**Exercise objective**
Pick every line with "time" from the material below.

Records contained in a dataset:
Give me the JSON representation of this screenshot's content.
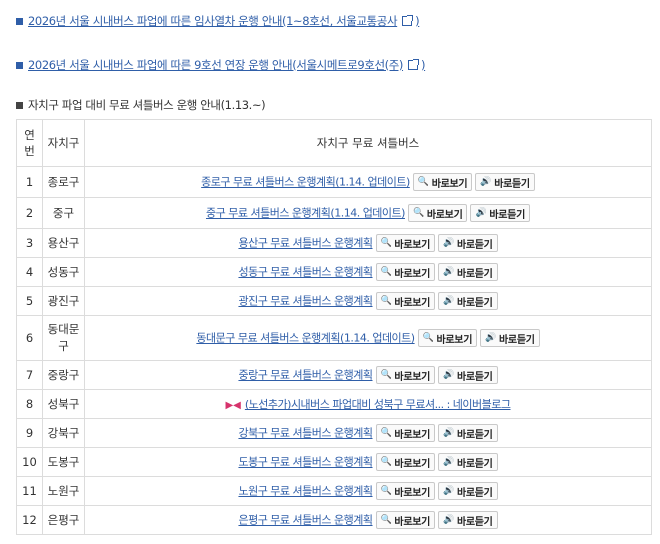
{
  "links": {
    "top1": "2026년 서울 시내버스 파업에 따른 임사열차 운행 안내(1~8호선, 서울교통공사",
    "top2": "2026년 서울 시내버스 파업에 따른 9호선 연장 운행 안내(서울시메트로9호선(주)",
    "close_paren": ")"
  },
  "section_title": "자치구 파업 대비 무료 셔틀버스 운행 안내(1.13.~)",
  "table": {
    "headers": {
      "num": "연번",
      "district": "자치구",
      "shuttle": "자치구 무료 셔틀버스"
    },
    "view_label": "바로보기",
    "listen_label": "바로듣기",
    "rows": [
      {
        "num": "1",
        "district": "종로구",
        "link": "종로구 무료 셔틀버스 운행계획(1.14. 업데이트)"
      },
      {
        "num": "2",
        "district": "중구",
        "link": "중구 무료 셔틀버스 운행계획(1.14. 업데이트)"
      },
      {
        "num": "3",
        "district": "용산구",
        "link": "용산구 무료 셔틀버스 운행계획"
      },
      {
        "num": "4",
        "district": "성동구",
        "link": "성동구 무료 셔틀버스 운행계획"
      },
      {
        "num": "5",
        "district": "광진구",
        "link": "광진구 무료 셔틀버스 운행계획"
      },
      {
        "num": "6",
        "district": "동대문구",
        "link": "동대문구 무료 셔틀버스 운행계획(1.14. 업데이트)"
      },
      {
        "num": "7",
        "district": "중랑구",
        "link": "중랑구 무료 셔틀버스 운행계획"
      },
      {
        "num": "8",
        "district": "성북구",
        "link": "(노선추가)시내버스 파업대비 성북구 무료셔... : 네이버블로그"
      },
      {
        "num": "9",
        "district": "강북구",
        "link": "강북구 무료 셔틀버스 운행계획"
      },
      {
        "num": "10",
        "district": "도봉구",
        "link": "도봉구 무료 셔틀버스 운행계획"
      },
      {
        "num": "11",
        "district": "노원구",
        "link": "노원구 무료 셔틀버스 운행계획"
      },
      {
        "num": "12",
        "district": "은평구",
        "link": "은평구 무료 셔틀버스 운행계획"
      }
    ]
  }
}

* * *

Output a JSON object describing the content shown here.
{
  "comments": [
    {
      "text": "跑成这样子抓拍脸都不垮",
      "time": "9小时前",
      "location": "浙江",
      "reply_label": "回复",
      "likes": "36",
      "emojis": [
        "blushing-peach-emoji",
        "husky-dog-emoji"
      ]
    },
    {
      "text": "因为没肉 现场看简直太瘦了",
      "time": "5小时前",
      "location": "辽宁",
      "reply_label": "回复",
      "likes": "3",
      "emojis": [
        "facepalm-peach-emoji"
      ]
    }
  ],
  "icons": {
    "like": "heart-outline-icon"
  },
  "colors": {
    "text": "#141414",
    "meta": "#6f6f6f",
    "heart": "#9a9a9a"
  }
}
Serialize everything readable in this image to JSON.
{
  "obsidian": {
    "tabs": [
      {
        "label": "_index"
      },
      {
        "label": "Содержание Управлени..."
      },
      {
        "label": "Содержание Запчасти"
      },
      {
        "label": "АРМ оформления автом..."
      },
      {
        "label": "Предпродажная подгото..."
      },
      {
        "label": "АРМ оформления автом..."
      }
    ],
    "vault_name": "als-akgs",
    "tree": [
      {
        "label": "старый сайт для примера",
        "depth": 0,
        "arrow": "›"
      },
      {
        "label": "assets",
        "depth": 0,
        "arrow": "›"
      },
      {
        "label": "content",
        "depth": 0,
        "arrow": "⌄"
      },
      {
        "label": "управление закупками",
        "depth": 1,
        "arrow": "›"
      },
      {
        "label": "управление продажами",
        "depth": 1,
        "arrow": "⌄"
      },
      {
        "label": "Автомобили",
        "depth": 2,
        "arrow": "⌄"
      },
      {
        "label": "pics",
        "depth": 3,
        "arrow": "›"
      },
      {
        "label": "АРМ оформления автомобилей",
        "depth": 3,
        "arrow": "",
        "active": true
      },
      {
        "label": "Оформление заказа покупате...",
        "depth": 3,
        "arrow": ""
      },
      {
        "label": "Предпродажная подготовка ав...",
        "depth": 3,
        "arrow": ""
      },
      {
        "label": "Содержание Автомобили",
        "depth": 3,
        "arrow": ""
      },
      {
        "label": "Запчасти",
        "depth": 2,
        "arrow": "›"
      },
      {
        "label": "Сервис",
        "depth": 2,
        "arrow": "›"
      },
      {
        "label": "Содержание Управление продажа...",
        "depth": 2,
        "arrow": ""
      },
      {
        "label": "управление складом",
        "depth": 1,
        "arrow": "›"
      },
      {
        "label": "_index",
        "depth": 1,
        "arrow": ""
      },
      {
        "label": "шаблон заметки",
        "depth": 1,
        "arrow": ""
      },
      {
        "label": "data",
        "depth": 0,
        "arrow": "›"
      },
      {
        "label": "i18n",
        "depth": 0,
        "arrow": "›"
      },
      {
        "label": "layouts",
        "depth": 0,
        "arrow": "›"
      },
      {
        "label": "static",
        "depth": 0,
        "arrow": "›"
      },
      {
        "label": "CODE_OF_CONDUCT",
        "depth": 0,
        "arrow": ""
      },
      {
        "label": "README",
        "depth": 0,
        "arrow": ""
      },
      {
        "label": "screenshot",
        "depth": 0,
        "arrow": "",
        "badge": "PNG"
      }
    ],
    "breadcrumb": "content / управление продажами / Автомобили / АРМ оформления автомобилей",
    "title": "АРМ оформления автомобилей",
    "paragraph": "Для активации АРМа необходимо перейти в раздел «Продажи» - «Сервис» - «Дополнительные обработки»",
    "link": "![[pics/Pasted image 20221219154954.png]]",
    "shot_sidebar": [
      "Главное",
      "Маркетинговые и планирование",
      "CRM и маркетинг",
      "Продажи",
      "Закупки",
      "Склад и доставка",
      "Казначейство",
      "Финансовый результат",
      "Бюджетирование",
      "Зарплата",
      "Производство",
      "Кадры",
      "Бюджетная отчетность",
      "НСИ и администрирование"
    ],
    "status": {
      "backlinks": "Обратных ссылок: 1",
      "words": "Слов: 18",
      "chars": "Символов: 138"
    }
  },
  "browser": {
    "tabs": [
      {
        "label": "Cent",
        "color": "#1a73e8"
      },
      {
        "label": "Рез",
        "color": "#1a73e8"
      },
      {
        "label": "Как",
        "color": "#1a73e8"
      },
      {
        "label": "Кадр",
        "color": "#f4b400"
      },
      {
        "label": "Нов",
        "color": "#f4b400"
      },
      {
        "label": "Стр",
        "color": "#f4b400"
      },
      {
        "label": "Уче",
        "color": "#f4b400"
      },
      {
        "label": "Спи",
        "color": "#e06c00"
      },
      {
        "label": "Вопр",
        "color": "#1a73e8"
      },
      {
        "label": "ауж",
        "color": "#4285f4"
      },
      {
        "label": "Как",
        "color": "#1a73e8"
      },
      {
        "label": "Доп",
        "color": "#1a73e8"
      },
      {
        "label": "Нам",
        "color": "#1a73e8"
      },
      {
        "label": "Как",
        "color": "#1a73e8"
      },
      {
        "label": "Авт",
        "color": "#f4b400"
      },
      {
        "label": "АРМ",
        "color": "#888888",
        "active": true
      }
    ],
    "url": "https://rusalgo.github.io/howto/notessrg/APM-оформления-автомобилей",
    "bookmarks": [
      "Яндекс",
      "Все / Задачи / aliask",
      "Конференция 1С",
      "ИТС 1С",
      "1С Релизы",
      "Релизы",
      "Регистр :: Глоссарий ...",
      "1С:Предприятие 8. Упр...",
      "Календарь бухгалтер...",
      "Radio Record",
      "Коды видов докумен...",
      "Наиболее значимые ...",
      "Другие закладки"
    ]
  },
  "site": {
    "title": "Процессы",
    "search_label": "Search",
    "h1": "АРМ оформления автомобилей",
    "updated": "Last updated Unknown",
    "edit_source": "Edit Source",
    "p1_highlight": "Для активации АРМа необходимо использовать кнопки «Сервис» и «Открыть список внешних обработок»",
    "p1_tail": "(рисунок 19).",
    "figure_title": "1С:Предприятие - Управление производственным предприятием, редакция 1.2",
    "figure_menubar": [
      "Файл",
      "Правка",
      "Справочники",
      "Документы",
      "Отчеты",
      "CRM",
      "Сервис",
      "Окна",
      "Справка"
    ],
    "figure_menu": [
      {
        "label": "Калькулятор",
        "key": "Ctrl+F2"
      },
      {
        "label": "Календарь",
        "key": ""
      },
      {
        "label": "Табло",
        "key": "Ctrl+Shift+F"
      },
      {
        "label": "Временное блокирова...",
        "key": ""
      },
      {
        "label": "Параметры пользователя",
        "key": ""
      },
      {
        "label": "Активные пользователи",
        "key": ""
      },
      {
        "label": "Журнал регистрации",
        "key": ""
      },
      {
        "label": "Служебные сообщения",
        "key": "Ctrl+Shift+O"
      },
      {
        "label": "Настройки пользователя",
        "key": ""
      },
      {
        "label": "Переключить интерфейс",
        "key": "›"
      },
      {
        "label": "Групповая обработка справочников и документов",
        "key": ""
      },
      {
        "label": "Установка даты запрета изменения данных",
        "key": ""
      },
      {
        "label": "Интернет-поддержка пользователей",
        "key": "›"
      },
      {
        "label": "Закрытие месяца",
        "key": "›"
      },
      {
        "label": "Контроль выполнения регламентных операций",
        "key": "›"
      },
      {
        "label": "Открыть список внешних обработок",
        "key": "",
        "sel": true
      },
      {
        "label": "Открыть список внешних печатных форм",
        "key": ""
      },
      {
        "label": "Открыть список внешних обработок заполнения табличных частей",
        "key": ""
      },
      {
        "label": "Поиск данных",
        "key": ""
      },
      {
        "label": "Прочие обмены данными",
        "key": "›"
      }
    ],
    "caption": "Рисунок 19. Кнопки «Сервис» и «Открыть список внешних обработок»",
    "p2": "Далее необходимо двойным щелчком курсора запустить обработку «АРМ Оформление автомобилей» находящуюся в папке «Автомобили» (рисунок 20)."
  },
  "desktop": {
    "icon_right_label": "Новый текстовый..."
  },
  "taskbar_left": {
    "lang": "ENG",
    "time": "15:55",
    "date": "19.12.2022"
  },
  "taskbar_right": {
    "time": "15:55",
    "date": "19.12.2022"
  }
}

**Full response**
      "time": "9小时前",
      "time": "5小时前",
    "time": "15:55",
    "time": "15:55",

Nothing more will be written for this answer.